__Record extracts__

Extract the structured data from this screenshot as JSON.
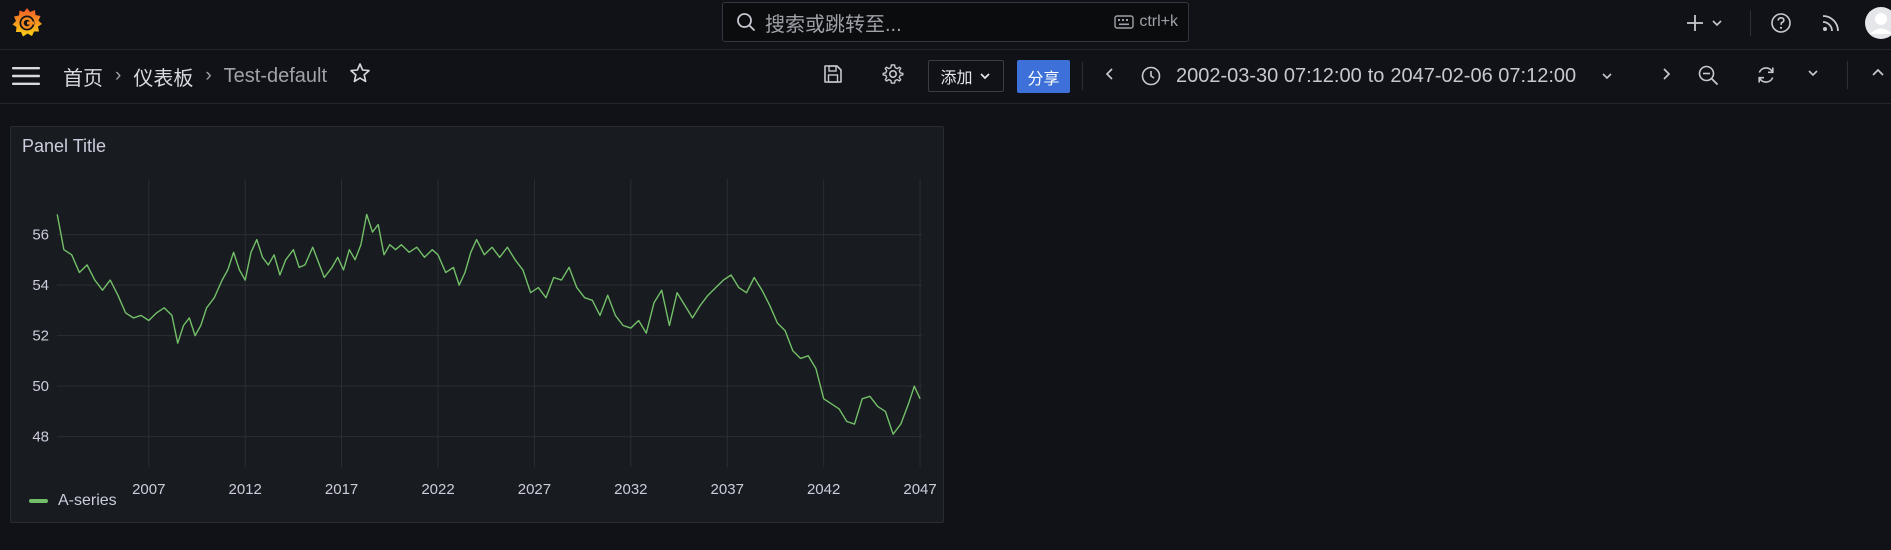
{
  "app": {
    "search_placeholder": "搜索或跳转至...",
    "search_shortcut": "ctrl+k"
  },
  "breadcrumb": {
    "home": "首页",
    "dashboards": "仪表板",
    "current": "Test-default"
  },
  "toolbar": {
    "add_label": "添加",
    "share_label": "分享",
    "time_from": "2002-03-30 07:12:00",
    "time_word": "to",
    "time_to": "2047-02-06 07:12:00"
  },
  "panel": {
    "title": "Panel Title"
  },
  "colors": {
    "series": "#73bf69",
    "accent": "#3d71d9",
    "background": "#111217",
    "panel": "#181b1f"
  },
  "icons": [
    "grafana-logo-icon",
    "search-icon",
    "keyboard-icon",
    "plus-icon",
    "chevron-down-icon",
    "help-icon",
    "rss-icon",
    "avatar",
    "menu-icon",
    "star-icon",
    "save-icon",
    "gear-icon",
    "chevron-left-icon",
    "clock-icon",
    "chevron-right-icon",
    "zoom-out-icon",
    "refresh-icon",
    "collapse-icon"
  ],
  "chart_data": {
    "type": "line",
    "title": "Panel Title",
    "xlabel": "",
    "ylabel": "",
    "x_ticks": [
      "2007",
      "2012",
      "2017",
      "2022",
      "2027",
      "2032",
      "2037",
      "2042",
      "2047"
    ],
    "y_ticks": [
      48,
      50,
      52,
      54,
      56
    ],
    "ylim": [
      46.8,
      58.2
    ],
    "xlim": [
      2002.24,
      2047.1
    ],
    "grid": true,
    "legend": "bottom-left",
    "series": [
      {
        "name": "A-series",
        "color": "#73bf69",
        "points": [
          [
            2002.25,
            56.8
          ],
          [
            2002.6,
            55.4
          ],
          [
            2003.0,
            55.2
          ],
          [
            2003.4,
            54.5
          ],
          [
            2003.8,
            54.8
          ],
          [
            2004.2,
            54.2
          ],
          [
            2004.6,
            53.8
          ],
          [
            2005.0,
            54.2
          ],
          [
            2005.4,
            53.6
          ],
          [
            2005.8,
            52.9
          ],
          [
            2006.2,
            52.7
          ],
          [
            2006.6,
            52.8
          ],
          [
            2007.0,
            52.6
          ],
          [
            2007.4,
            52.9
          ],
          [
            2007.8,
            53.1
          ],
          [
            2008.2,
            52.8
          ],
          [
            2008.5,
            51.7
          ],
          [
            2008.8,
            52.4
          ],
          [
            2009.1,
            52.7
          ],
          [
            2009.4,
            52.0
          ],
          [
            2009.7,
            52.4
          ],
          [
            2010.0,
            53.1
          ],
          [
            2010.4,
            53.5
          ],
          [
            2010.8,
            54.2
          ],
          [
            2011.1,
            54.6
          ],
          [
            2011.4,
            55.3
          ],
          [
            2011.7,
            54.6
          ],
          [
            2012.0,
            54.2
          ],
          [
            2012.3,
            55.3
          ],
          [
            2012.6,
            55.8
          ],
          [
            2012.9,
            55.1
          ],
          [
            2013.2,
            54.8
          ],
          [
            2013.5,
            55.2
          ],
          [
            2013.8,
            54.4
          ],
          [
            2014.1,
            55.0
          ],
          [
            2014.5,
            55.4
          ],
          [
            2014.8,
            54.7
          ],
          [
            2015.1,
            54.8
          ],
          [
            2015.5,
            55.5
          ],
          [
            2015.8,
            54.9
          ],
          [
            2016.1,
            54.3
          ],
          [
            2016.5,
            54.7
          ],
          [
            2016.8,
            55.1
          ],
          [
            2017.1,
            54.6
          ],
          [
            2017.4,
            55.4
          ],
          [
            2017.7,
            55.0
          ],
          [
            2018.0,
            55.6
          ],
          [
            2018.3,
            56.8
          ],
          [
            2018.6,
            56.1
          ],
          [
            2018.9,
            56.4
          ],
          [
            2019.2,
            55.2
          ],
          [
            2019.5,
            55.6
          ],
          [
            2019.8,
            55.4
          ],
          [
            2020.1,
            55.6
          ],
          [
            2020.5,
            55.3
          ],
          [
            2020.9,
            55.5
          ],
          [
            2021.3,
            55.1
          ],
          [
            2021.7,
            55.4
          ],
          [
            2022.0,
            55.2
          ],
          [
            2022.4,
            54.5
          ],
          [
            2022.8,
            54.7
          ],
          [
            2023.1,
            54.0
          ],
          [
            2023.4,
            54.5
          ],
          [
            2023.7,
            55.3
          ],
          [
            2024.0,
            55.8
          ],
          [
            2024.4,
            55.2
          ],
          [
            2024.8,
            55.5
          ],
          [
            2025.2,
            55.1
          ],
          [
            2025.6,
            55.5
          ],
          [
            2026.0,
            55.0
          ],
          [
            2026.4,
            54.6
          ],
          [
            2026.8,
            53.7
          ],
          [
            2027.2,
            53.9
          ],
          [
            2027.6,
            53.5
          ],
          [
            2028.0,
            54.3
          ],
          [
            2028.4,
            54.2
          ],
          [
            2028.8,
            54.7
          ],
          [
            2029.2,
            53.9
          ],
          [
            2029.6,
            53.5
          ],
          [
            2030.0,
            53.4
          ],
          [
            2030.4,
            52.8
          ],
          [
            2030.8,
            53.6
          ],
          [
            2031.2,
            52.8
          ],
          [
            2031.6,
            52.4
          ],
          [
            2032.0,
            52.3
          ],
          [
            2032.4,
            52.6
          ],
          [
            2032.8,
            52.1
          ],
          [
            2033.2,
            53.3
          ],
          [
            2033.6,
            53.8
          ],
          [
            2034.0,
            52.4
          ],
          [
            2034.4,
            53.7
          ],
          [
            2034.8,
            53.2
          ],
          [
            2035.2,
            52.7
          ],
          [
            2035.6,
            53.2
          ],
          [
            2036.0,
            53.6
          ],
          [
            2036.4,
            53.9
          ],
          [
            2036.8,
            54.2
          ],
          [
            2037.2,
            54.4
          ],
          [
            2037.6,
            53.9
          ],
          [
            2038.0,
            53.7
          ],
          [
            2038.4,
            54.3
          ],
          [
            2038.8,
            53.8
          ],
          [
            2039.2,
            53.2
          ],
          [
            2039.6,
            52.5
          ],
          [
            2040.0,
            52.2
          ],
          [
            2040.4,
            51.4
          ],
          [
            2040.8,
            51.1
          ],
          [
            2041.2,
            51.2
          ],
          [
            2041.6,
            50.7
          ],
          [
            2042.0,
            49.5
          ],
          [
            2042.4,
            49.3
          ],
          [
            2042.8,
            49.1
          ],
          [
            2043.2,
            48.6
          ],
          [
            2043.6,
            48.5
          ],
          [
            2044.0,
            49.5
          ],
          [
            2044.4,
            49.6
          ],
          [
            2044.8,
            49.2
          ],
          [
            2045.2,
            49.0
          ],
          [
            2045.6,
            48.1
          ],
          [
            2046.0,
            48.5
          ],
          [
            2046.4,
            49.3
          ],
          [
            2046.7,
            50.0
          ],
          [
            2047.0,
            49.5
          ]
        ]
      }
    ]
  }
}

__Work to do__
Return every line above that contains the word "chevron".

__Result for this exercise__
    "chevron-down-icon",
    "chevron-left-icon",
    "chevron-right-icon",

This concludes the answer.